Information provided:
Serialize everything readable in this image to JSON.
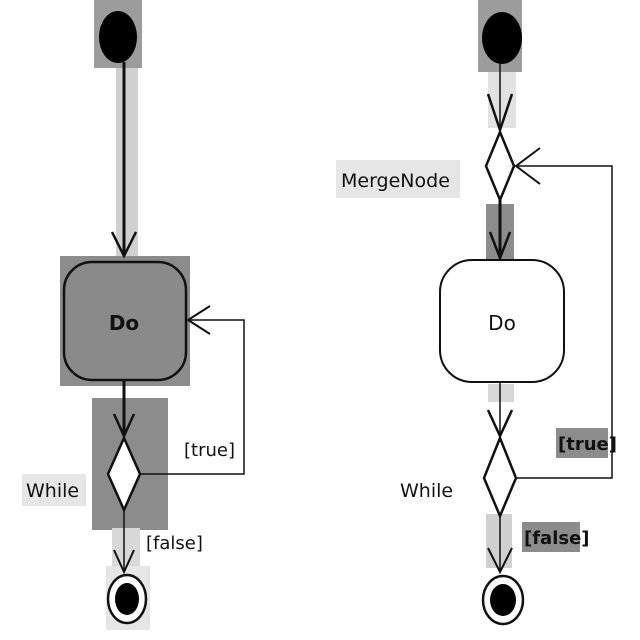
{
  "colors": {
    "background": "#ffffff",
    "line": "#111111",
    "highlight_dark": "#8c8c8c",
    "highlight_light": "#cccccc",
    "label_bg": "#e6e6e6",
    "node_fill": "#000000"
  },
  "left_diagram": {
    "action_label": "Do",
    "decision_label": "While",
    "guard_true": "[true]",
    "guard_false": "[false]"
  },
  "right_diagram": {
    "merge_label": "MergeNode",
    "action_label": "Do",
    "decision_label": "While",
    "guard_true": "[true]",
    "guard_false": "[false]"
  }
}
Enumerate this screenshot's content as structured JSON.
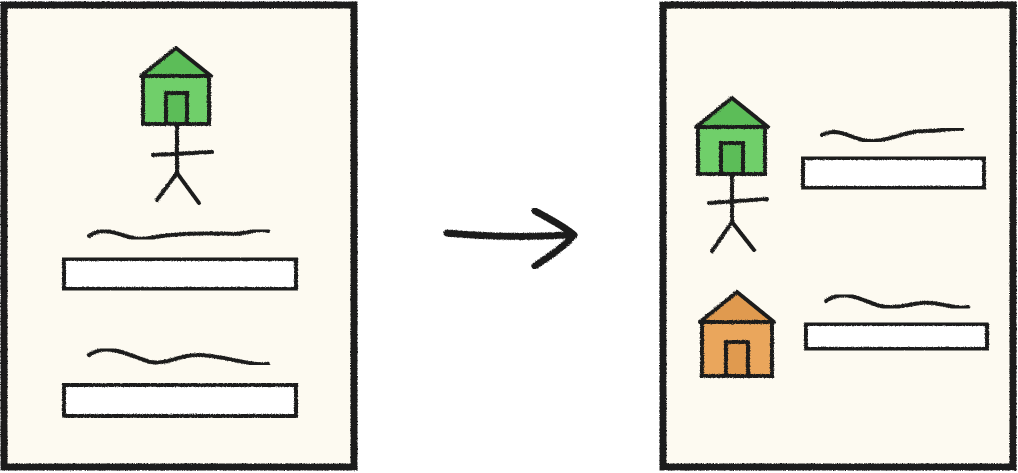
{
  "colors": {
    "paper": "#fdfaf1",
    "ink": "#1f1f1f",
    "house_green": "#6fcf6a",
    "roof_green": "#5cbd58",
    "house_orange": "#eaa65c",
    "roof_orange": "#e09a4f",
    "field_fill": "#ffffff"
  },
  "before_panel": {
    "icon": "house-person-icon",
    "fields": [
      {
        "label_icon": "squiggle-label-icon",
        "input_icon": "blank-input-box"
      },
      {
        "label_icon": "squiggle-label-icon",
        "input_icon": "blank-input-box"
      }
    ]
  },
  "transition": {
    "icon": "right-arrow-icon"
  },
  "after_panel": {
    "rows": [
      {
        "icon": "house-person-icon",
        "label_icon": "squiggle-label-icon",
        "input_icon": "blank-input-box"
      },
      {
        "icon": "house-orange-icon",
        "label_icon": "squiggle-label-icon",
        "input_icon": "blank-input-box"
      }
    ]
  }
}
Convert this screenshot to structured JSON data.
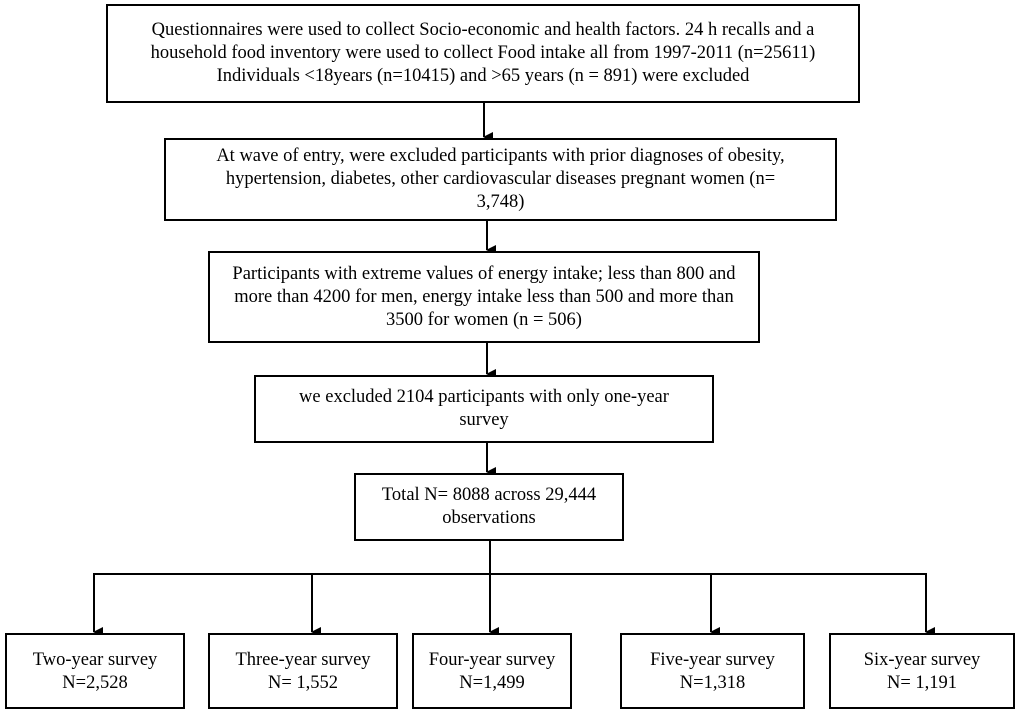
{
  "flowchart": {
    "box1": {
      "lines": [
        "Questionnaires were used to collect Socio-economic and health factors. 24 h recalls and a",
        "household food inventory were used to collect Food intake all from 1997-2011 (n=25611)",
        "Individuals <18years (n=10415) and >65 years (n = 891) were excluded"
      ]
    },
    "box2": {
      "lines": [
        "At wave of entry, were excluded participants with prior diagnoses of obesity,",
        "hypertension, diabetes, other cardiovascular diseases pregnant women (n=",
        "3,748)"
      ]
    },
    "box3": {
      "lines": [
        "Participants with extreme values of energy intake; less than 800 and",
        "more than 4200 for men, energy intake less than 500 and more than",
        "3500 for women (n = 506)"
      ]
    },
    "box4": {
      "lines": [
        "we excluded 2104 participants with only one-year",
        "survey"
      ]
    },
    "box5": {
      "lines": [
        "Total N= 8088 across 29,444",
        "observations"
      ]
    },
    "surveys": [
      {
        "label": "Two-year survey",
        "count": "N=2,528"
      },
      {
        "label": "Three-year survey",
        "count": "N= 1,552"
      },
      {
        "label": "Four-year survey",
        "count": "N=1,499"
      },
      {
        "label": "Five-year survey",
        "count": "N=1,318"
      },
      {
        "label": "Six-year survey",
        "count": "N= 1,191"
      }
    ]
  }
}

Goal of the exercise:
Collect the lines that hold "this".

Written response:
Serialize everything readable in this image to JSON.
Enumerate this screenshot's content as structured JSON.
Convert this screenshot to structured JSON data.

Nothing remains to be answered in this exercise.